Dataset rows:
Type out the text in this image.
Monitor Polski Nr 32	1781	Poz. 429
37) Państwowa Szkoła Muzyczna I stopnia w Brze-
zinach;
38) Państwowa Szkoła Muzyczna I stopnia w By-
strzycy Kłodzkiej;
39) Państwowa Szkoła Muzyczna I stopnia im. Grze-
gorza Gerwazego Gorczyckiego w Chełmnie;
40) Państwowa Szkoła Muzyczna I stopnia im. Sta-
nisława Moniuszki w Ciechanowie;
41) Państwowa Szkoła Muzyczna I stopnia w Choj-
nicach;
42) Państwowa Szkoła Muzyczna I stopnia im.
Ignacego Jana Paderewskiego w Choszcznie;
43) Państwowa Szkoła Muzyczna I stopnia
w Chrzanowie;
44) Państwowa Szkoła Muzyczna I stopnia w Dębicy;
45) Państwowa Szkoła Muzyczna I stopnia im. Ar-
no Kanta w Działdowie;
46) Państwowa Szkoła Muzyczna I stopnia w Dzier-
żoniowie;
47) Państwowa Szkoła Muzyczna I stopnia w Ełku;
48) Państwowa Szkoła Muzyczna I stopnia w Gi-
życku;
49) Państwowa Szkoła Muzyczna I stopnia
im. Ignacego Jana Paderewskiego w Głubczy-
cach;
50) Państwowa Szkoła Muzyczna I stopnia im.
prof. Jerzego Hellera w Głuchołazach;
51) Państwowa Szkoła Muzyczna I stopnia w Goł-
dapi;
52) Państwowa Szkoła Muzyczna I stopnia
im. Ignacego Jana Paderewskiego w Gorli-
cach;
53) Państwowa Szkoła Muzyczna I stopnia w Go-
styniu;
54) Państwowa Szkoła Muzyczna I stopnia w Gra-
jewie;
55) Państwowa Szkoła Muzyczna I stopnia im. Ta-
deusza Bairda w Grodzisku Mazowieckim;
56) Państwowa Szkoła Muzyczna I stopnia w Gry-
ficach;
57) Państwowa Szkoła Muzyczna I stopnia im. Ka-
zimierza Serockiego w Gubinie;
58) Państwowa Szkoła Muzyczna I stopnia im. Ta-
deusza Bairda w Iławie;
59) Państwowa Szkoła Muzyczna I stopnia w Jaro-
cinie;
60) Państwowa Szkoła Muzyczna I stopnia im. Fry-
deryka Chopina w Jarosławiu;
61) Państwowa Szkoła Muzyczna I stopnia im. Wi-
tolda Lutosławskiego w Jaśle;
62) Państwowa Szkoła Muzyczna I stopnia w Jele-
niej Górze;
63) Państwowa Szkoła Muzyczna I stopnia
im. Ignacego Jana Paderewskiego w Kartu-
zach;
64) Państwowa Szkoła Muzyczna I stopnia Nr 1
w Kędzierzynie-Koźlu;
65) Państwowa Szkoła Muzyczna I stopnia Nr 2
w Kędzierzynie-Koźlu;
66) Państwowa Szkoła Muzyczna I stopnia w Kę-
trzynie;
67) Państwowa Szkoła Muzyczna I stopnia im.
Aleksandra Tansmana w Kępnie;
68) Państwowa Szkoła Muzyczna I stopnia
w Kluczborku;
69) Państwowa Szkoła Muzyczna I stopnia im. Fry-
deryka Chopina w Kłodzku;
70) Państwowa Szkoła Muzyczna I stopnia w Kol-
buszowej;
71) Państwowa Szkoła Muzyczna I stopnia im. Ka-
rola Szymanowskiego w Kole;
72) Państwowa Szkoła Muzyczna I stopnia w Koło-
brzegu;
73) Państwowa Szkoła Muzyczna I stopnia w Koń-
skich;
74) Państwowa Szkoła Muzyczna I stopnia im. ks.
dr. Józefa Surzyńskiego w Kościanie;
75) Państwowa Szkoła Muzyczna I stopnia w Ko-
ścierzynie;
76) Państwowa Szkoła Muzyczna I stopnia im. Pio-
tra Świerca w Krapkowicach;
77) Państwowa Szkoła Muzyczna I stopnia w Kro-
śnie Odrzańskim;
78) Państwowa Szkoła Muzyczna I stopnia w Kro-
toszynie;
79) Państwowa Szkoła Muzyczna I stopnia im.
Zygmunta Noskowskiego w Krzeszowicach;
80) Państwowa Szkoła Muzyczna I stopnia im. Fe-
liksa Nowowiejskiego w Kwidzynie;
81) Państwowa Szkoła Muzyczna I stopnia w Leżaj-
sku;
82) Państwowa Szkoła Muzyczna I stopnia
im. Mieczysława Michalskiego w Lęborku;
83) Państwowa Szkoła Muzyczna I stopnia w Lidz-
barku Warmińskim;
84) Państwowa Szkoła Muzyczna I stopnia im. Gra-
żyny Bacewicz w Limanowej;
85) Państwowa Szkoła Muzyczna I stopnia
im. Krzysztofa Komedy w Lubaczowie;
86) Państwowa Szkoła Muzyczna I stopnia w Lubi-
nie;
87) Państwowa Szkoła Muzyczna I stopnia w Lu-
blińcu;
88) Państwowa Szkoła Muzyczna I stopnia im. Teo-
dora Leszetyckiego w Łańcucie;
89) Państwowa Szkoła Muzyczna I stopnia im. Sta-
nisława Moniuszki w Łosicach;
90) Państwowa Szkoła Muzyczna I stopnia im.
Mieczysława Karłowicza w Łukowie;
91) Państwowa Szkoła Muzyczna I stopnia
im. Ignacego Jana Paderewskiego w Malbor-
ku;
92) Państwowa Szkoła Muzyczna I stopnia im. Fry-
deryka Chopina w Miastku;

Exercise:
Copy every line of the material in which the word "Jana" occurs.

Response for this exercise:
Ignacego Jana Paderewskiego w Choszcznie;
im. Ignacego Jana Paderewskiego w Głubczy-
im. Ignacego Jana Paderewskiego w Gorli-
im. Ignacego Jana Paderewskiego w Kartu-
im. Ignacego Jana Paderewskiego w Malbor-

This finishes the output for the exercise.